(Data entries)
— Start —

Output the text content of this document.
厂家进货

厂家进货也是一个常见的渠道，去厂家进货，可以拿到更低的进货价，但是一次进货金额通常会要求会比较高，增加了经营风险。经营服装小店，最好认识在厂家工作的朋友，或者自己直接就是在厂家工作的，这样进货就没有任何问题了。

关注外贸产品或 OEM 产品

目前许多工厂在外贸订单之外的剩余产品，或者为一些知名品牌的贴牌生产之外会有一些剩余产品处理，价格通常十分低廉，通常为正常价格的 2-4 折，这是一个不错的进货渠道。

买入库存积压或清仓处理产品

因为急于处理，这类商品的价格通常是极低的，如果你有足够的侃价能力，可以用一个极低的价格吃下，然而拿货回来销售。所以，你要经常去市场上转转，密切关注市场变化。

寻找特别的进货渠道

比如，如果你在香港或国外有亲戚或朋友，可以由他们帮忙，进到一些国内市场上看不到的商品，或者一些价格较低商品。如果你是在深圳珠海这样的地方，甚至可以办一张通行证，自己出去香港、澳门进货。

— End —
— Start —

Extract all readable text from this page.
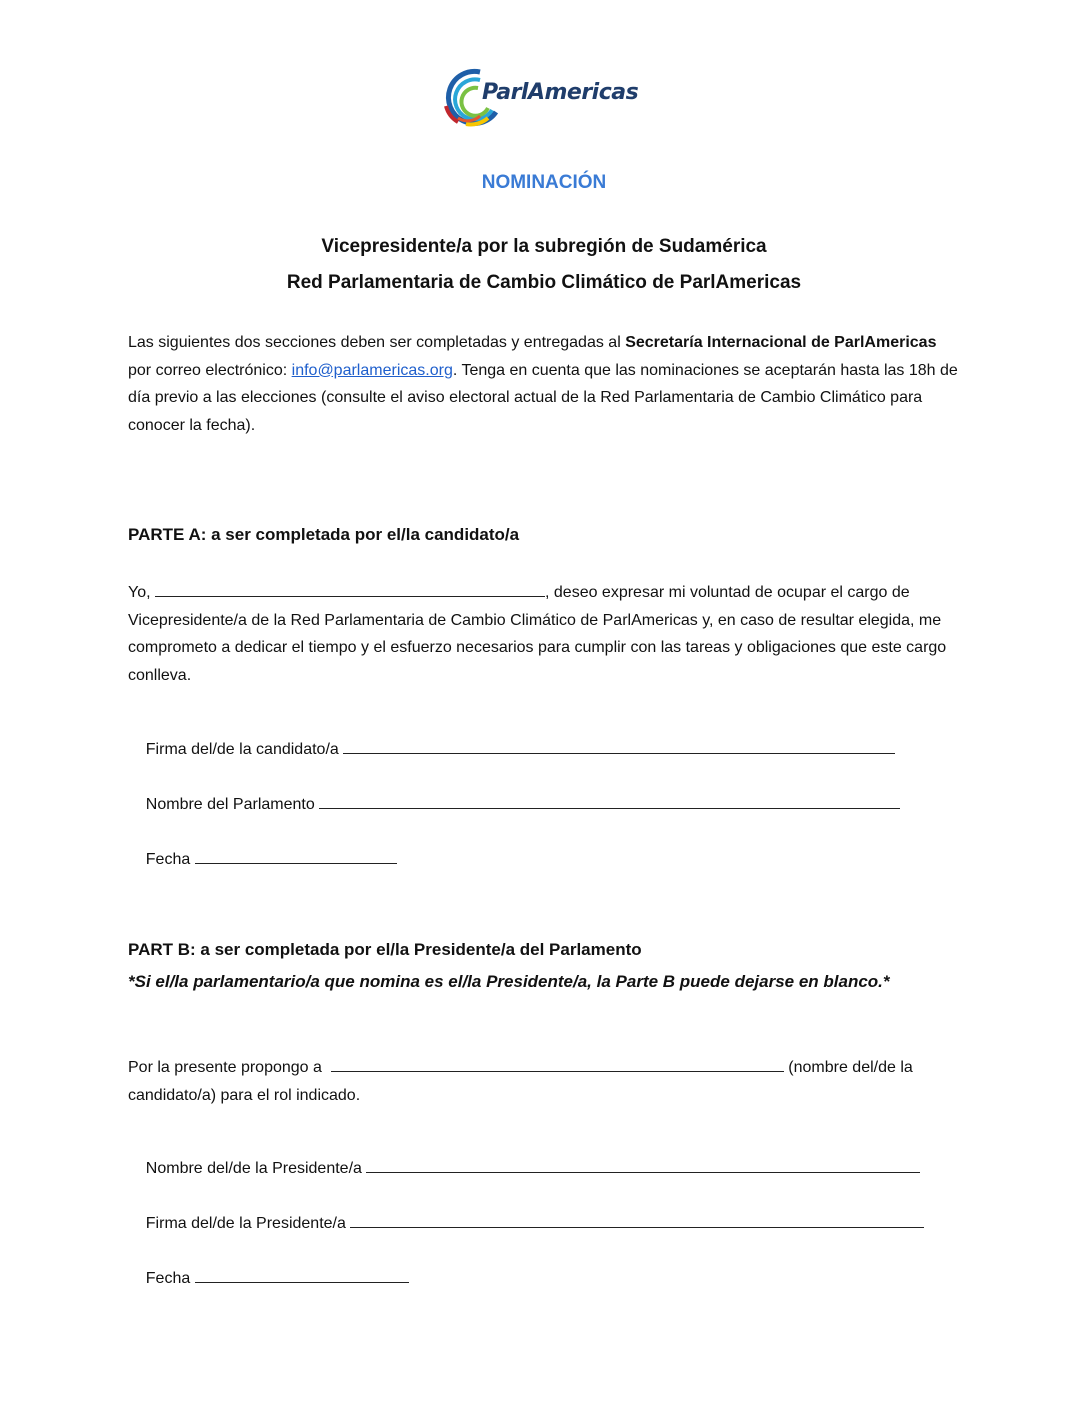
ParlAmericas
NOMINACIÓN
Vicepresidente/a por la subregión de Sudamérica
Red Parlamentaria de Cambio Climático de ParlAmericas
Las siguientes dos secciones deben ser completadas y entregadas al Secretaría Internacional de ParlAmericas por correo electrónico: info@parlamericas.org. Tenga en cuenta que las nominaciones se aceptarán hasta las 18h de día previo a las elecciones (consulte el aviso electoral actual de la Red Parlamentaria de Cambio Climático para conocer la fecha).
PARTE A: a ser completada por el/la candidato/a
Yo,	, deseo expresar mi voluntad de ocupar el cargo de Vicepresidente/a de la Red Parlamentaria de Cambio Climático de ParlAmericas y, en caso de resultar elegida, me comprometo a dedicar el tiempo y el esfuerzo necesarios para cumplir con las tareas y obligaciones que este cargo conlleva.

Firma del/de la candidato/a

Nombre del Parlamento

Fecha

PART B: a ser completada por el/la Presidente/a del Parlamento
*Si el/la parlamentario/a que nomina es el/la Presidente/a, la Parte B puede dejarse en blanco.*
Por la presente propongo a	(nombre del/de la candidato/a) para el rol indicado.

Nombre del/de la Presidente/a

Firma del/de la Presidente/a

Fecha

— End —
— Start —

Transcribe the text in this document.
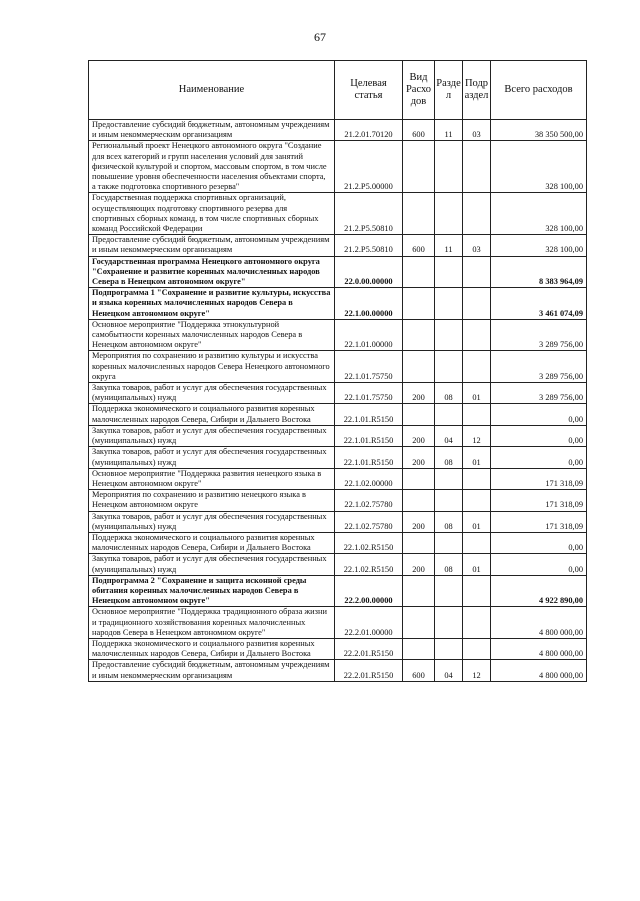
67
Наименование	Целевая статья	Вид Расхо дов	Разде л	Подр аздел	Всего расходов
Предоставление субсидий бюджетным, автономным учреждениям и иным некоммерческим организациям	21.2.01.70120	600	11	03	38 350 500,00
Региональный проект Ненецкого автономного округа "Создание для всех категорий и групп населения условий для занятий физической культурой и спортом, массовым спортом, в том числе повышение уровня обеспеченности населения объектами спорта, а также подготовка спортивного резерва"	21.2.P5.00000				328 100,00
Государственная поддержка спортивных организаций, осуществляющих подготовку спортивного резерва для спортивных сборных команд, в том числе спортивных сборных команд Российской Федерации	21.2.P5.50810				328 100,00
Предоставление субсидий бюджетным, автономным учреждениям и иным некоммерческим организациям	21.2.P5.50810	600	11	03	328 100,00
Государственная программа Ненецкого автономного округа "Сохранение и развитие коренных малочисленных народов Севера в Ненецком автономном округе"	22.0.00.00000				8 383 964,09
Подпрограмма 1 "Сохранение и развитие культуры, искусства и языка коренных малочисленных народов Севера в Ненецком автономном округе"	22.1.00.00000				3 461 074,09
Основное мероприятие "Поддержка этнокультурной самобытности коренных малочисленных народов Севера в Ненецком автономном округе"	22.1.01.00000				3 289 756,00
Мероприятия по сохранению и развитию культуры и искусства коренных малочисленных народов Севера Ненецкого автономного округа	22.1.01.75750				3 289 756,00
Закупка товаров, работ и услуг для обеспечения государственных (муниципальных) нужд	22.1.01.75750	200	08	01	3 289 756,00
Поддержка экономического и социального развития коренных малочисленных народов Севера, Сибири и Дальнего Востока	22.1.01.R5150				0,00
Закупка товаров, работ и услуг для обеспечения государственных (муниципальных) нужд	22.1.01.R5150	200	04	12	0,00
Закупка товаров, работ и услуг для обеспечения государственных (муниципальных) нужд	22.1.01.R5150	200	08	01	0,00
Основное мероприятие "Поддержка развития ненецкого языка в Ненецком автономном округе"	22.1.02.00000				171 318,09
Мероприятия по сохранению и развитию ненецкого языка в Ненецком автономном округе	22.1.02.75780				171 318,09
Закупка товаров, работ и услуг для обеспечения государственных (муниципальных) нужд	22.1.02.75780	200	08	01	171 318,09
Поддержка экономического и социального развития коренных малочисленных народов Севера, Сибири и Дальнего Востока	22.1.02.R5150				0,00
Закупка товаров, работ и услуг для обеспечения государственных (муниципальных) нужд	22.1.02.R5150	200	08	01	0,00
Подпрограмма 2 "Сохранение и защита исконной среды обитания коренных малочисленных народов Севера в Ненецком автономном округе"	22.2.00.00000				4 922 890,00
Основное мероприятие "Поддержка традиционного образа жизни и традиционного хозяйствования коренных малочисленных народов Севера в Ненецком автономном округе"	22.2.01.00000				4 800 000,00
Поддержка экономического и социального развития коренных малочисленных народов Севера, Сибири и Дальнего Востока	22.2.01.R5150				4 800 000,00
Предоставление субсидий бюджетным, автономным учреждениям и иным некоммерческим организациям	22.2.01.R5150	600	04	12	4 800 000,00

— End —

◆ What the task requires ◆
Copy all lines of the listing above that contain the string "Основное".

◆ The completed task ◆
Основное мероприятие "Поддержка этнокультурной самобытности коренных малочисленных народов Севера в Ненецком автономном округе"	22.1.01.00000				3 289 756,00
Основное мероприятие "Поддержка развития ненецкого языка в Ненецком автономном округе"	22.1.02.00000				171 318,09
Основное мероприятие "Поддержка традиционного образа жизни и традиционного хозяйствования коренных малочисленных народов Севера в Ненецком автономном округе"	22.2.01.00000				4 800 000,00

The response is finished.